**Task directions:** How many of the lines below hold the word "alan"? Answer only with the number.

-- begin Data lines --

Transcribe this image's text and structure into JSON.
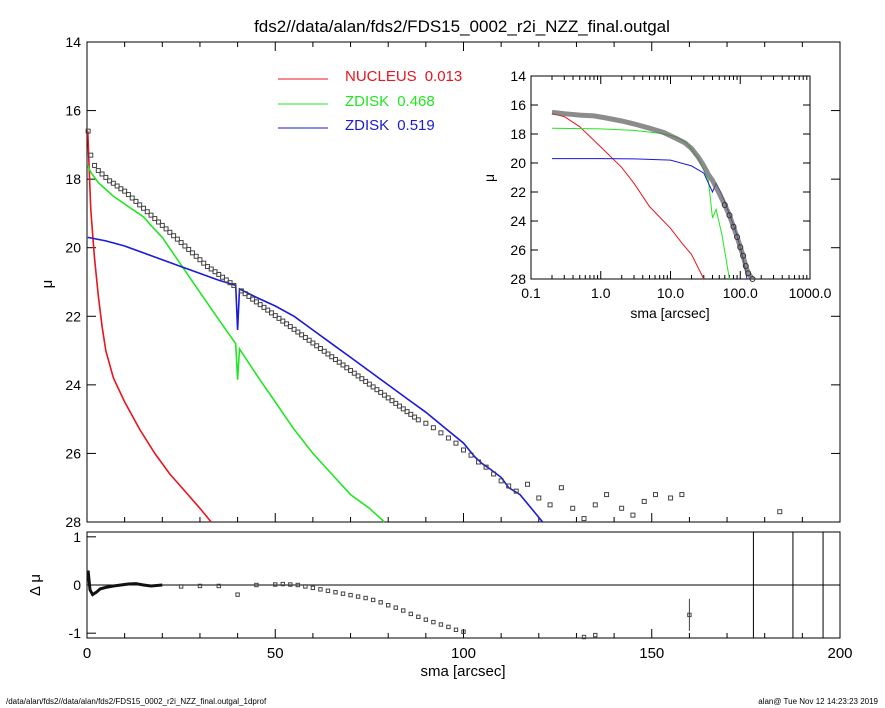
{
  "footer": {
    "path": "/data/alan/fds2//data/alan/fds2/FDS15_0002_r2i_NZZ_final.outgal_1dprof",
    "user_time": "alan@  Tue Nov 12 14:23:23 2019"
  },
  "colors": {
    "nucleus": "#e8141e",
    "zdisk1": "#22e622",
    "zdisk2": "#1a1ad8",
    "data": "#444444",
    "axes": "#000000"
  },
  "chart_data": [
    {
      "type": "scatter",
      "title": "fds2//data/alan/fds2/FDS15_0002_r2i_NZZ_final.outgal",
      "xlabel": "",
      "ylabel": "μ",
      "xlim": [
        0,
        200
      ],
      "ylim": [
        28,
        14
      ],
      "yticks": [
        14,
        16,
        18,
        20,
        22,
        24,
        26,
        28
      ],
      "legend": {
        "placement": "top-center",
        "entries": [
          {
            "name": "NUCLEUS",
            "value": "0.013",
            "color": "#e8141e"
          },
          {
            "name": "ZDISK",
            "value": "0.468",
            "color": "#22e622"
          },
          {
            "name": "ZDISK",
            "value": "0.519",
            "color": "#1a1ad8"
          }
        ]
      },
      "series": [
        {
          "name": "NUCLEUS",
          "x": [
            0.2,
            0.5,
            1,
            2,
            3,
            4,
            5,
            7,
            10,
            14,
            18,
            22,
            26,
            30,
            33
          ],
          "y": [
            16.6,
            17.5,
            18.9,
            20.3,
            21.4,
            22.3,
            23.0,
            23.8,
            24.5,
            25.3,
            26.0,
            26.6,
            27.1,
            27.6,
            28.0
          ]
        },
        {
          "name": "ZDISK",
          "x": [
            0.2,
            1,
            3,
            5,
            7,
            9,
            11,
            13,
            15,
            17,
            20,
            25,
            30,
            35,
            39.5,
            40,
            40.5,
            45,
            50,
            55,
            60,
            65,
            70,
            75,
            79
          ],
          "y": [
            17.6,
            17.8,
            18.1,
            18.3,
            18.5,
            18.65,
            18.8,
            18.95,
            19.1,
            19.35,
            19.7,
            20.5,
            21.3,
            22.1,
            22.8,
            23.85,
            22.95,
            23.7,
            24.5,
            25.3,
            26.0,
            26.6,
            27.2,
            27.6,
            28.0
          ]
        },
        {
          "name": "ZDISK",
          "x": [
            0.2,
            5,
            10,
            15,
            20,
            25,
            30,
            35,
            39.5,
            40,
            40.5,
            45,
            50,
            55,
            60,
            65,
            70,
            75,
            80,
            85,
            90,
            95,
            100,
            103,
            105,
            107,
            110,
            112,
            115,
            118,
            121
          ],
          "y": [
            19.7,
            19.8,
            19.95,
            20.15,
            20.35,
            20.55,
            20.75,
            20.95,
            21.1,
            22.4,
            21.2,
            21.45,
            21.7,
            22.0,
            22.4,
            22.8,
            23.2,
            23.6,
            24.0,
            24.4,
            24.8,
            25.25,
            25.7,
            26.1,
            26.3,
            26.45,
            26.7,
            27.0,
            27.2,
            27.6,
            28.0
          ]
        },
        {
          "name": "data",
          "x": [
            0.3,
            1,
            2,
            3,
            4,
            5,
            6,
            7,
            8,
            9,
            10,
            11,
            12,
            13,
            14,
            15,
            16,
            17,
            18,
            19,
            20,
            21,
            22,
            23,
            24,
            25,
            26,
            27,
            28,
            29,
            30,
            31,
            32,
            33,
            34,
            35,
            36,
            37,
            38,
            39,
            41,
            42,
            43,
            44,
            45,
            46,
            47,
            48,
            49,
            50,
            51,
            52,
            53,
            54,
            55,
            56,
            57,
            58,
            59,
            60,
            61,
            62,
            63,
            64,
            65,
            66,
            67,
            68,
            69,
            70,
            71,
            72,
            73,
            74,
            75,
            76,
            77,
            78,
            79,
            80,
            81,
            82,
            83,
            84,
            85,
            86,
            87,
            88,
            90,
            92,
            94,
            96,
            98,
            100,
            102,
            104,
            106,
            108,
            110,
            112,
            114,
            117,
            120,
            123,
            126,
            129,
            132,
            135,
            138,
            142,
            145,
            148,
            151,
            155,
            158,
            184
          ],
          "y": [
            16.6,
            17.3,
            17.6,
            17.75,
            17.85,
            17.95,
            18.05,
            18.12,
            18.2,
            18.28,
            18.35,
            18.45,
            18.55,
            18.65,
            18.75,
            18.85,
            18.95,
            19.05,
            19.15,
            19.25,
            19.35,
            19.45,
            19.55,
            19.65,
            19.75,
            19.85,
            19.95,
            20.05,
            20.15,
            20.25,
            20.35,
            20.45,
            20.55,
            20.62,
            20.7,
            20.78,
            20.86,
            20.94,
            21.02,
            21.1,
            21.26,
            21.34,
            21.42,
            21.5,
            21.58,
            21.66,
            21.74,
            21.82,
            21.9,
            21.98,
            22.06,
            22.14,
            22.22,
            22.3,
            22.38,
            22.46,
            22.54,
            22.62,
            22.7,
            22.78,
            22.86,
            22.94,
            23.02,
            23.1,
            23.18,
            23.26,
            23.34,
            23.42,
            23.5,
            23.58,
            23.66,
            23.74,
            23.82,
            23.9,
            23.98,
            24.06,
            24.14,
            24.22,
            24.3,
            24.38,
            24.46,
            24.54,
            24.62,
            24.7,
            24.78,
            24.86,
            24.94,
            25.02,
            25.12,
            25.25,
            25.4,
            25.55,
            25.7,
            25.9,
            26.05,
            26.25,
            26.4,
            26.6,
            26.8,
            26.95,
            27.1,
            26.9,
            27.3,
            27.5,
            27.0,
            27.6,
            27.9,
            27.5,
            27.2,
            27.6,
            27.8,
            27.4,
            27.2,
            27.3,
            27.2,
            27.7
          ]
        }
      ]
    },
    {
      "type": "scatter",
      "title": "",
      "xlabel": "sma [arcsec]",
      "ylabel": "μ",
      "xscale": "log",
      "xlim": [
        0.1,
        1000.0
      ],
      "ylim": [
        28,
        14
      ],
      "xticks": [
        "0.1",
        "1.0",
        "10.0",
        "100.0",
        "1000.0"
      ],
      "yticks": [
        14,
        16,
        18,
        20,
        22,
        24,
        26,
        28
      ],
      "series": [
        {
          "name": "NUCLEUS",
          "x": [
            0.2,
            0.3,
            0.5,
            1,
            2,
            3,
            5,
            10,
            15,
            20,
            30
          ],
          "y": [
            16.6,
            16.8,
            17.5,
            18.9,
            20.3,
            21.4,
            23.0,
            24.5,
            25.6,
            26.3,
            28.0
          ]
        },
        {
          "name": "ZDISK",
          "x": [
            0.2,
            1,
            3,
            7,
            12,
            17,
            25,
            35,
            40,
            45,
            55,
            70
          ],
          "y": [
            17.6,
            17.65,
            17.75,
            17.95,
            18.2,
            18.6,
            19.7,
            21.2,
            23.8,
            23.2,
            25.0,
            28.0
          ]
        },
        {
          "name": "ZDISK",
          "x": [
            0.2,
            1,
            3,
            10,
            20,
            30,
            40,
            45,
            55,
            70,
            90,
            110,
            125
          ],
          "y": [
            19.7,
            19.7,
            19.72,
            19.8,
            20.2,
            20.7,
            22.0,
            21.4,
            22.2,
            23.5,
            25.0,
            26.6,
            28.0
          ]
        },
        {
          "name": "data",
          "x": [
            0.2,
            0.3,
            0.5,
            0.8,
            1.2,
            2,
            3,
            5,
            8,
            12,
            16,
            20,
            25,
            30,
            35,
            40,
            50,
            60,
            70,
            80,
            90,
            100,
            110,
            120,
            130,
            150
          ],
          "y": [
            16.5,
            16.6,
            16.7,
            16.75,
            16.9,
            17.1,
            17.3,
            17.6,
            17.9,
            18.3,
            18.6,
            19.0,
            19.6,
            20.2,
            20.8,
            21.2,
            22.1,
            22.9,
            23.6,
            24.4,
            25.1,
            25.8,
            26.4,
            27.1,
            27.6,
            28.0
          ]
        }
      ]
    },
    {
      "type": "scatter",
      "title": "",
      "xlabel": "sma [arcsec]",
      "ylabel": "Δ μ",
      "xlim": [
        0,
        200
      ],
      "ylim": [
        -1.1,
        1.1
      ],
      "xticks": [
        0,
        50,
        100,
        150,
        200
      ],
      "yticks": [
        1,
        0,
        -1
      ],
      "vlines": [
        177,
        187.5,
        195.5
      ],
      "series": [
        {
          "name": "residual",
          "x": [
            0.3,
            0.8,
            1.5,
            2.5,
            3.5,
            5,
            7,
            9,
            11,
            13,
            15,
            17,
            20,
            25,
            30,
            35,
            40,
            45,
            50,
            52,
            54,
            56,
            58,
            60,
            62,
            64,
            66,
            68,
            70,
            72,
            74,
            76,
            78,
            80,
            82,
            84,
            86,
            88,
            90,
            92,
            94,
            96,
            98,
            100,
            132,
            135,
            160
          ],
          "y": [
            0.3,
            -0.1,
            -0.2,
            -0.15,
            -0.08,
            -0.05,
            -0.02,
            0.0,
            0.02,
            0.03,
            0.0,
            -0.02,
            0.0,
            -0.03,
            -0.02,
            -0.02,
            -0.2,
            0.0,
            0.01,
            0.02,
            0.01,
            0.0,
            -0.03,
            -0.06,
            -0.09,
            -0.12,
            -0.15,
            -0.18,
            -0.21,
            -0.24,
            -0.27,
            -0.31,
            -0.36,
            -0.42,
            -0.47,
            -0.53,
            -0.6,
            -0.66,
            -0.72,
            -0.77,
            -0.82,
            -0.87,
            -0.93,
            -0.97,
            -1.08,
            -1.04,
            -0.62
          ]
        }
      ]
    }
  ]
}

-- end Data lines --

**Finished exercise:** 3